[THE PROBLEM]:
Extract each line bearing the word "byli".
— BEGIN —
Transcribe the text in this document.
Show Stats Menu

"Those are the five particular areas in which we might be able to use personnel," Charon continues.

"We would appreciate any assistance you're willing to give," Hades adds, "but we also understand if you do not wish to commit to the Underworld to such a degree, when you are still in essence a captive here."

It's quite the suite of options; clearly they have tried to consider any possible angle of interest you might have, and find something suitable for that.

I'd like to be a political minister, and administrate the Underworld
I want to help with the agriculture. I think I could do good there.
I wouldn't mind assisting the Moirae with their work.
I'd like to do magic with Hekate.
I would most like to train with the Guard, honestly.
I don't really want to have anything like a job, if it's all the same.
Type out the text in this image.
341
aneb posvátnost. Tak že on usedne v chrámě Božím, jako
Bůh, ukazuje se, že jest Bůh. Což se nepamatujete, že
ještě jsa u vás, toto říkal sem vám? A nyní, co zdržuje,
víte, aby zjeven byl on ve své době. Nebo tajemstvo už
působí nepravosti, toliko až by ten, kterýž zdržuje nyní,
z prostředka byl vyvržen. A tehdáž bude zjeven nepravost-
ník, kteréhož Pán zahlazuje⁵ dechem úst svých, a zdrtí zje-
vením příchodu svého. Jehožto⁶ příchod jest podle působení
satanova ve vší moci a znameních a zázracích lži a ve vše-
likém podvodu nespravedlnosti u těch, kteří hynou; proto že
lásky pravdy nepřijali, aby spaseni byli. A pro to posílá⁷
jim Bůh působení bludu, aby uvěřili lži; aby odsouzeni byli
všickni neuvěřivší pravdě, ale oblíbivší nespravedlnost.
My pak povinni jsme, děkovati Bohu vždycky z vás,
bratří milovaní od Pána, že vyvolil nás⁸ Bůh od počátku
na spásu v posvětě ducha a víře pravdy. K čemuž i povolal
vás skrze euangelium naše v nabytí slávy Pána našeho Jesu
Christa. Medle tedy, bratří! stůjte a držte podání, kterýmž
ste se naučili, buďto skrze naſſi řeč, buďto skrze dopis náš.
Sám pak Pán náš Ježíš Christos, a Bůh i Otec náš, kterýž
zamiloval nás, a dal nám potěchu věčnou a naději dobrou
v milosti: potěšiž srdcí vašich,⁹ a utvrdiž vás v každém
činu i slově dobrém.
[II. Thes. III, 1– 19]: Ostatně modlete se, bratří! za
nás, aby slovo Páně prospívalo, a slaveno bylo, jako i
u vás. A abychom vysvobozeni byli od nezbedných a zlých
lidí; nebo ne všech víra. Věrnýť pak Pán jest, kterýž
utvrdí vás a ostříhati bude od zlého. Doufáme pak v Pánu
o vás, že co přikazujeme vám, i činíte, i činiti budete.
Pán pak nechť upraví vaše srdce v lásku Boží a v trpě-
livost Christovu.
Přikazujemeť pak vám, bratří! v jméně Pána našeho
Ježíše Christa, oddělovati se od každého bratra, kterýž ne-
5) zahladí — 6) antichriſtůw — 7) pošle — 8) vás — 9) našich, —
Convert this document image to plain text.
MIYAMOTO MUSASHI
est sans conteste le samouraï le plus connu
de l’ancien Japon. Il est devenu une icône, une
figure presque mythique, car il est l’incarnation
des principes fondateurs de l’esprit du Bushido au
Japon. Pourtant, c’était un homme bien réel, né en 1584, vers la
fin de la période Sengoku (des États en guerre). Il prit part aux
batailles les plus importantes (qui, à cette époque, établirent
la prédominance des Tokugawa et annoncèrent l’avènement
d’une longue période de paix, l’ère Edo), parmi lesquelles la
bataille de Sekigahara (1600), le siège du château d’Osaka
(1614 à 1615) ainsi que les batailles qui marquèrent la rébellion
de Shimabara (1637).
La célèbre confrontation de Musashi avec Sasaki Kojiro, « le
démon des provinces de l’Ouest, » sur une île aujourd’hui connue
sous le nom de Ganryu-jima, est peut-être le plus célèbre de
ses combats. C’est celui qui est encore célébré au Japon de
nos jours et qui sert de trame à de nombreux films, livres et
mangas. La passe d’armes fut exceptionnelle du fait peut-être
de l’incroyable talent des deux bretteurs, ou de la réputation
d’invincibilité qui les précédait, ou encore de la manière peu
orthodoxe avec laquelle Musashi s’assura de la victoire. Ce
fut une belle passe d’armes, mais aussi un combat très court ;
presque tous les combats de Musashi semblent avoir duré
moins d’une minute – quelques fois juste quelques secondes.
— END —
[EXERCISE ANSWER]:
lásky pravdy nepřijali, aby spaseni byli. A pro to posílá⁷
jim Bůh působení bludu, aby uvěřili lži; aby odsouzeni byli
u vás. A abychom vysvobozeni byli od nezbedných a zlých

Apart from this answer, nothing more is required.